**Source data**
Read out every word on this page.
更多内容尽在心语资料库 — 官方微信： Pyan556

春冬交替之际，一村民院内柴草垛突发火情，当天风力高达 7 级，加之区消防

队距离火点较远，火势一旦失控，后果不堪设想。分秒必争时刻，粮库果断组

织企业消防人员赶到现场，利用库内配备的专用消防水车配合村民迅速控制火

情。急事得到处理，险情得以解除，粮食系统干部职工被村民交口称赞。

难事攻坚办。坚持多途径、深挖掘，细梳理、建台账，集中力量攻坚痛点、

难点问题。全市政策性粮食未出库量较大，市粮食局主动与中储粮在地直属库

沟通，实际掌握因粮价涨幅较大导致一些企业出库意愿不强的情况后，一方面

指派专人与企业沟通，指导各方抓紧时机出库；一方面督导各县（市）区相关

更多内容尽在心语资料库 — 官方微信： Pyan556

**Written exercise**
Transcribe the material above word for word.

**Result below**
Read out every word on this page.
更多内容尽在心语资料库 — 官方微信： Pyan556

春冬交替之际，一村民院内柴草垛突发火情，当天风力高达 7 级，加之区消防

队距离火点较远，火势一旦失控，后果不堪设想。分秒必争时刻，粮库果断组

织企业消防人员赶到现场，利用库内配备的专用消防水车配合村民迅速控制火

情。急事得到处理，险情得以解除，粮食系统干部职工被村民交口称赞。

难事攻坚办。坚持多途径、深挖掘，细梳理、建台账，集中力量攻坚痛点、

难点问题。全市政策性粮食未出库量较大，市粮食局主动与中储粮在地直属库

沟通，实际掌握因粮价涨幅较大导致一些企业出库意愿不强的情况后，一方面

指派专人与企业沟通，指导各方抓紧时机出库；一方面督导各县（市）区相关

更多内容尽在心语资料库 — 官方微信： Pyan556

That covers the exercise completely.